- Problem to solve: Quote the listing below in full and exactly as written, but omit every picture.

- Data in this exercise:
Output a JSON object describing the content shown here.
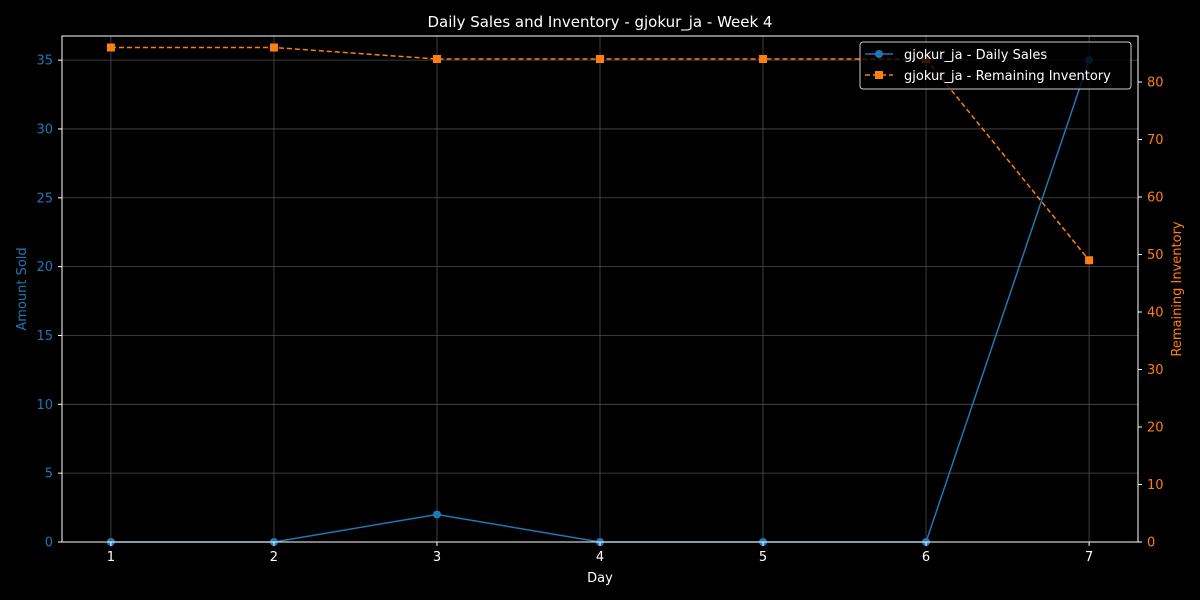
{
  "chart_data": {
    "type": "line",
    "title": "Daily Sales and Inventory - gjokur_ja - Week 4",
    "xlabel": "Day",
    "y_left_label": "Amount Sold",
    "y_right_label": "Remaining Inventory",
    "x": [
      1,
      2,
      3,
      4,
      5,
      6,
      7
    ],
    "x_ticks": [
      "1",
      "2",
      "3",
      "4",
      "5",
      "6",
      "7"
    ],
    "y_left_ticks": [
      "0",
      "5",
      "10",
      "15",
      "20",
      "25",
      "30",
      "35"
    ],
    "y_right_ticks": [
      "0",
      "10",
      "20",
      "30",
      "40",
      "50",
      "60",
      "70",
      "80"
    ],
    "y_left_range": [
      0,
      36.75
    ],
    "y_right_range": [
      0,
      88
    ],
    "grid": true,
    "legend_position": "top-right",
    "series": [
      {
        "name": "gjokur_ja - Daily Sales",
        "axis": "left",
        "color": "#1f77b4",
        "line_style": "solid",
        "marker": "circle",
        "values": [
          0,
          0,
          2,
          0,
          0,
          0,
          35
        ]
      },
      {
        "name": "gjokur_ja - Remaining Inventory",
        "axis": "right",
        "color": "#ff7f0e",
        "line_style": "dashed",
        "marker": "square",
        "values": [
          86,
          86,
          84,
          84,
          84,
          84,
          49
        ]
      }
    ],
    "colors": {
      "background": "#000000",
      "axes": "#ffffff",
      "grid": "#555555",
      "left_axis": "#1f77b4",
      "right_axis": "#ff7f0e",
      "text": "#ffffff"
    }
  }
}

- Exercise response:
Output a JSON object describing the content shown here.
{
  "chart_data": {
    "type": "line",
    "title": "Daily Sales and Inventory - gjokur_ja - Week 4",
    "xlabel": "Day",
    "y_left_label": "Amount Sold",
    "y_right_label": "Remaining Inventory",
    "x": [
      1,
      2,
      3,
      4,
      5,
      6,
      7
    ],
    "x_ticks": [
      "1",
      "2",
      "3",
      "4",
      "5",
      "6",
      "7"
    ],
    "y_left_ticks": [
      "0",
      "5",
      "10",
      "15",
      "20",
      "25",
      "30",
      "35"
    ],
    "y_right_ticks": [
      "0",
      "10",
      "20",
      "30",
      "40",
      "50",
      "60",
      "70",
      "80"
    ],
    "y_left_range": [
      0,
      36.75
    ],
    "y_right_range": [
      0,
      88
    ],
    "grid": true,
    "legend_position": "top-right",
    "series": [
      {
        "name": "gjokur_ja - Daily Sales",
        "axis": "left",
        "color": "#1f77b4",
        "line_style": "solid",
        "marker": "circle",
        "values": [
          0,
          0,
          2,
          0,
          0,
          0,
          35
        ]
      },
      {
        "name": "gjokur_ja - Remaining Inventory",
        "axis": "right",
        "color": "#ff7f0e",
        "line_style": "dashed",
        "marker": "square",
        "values": [
          86,
          86,
          84,
          84,
          84,
          84,
          49
        ]
      }
    ],
    "colors": {
      "background": "#000000",
      "axes": "#ffffff",
      "grid": "#555555",
      "left_axis": "#1f77b4",
      "right_axis": "#ff7f0e",
      "text": "#ffffff"
    }
  }
}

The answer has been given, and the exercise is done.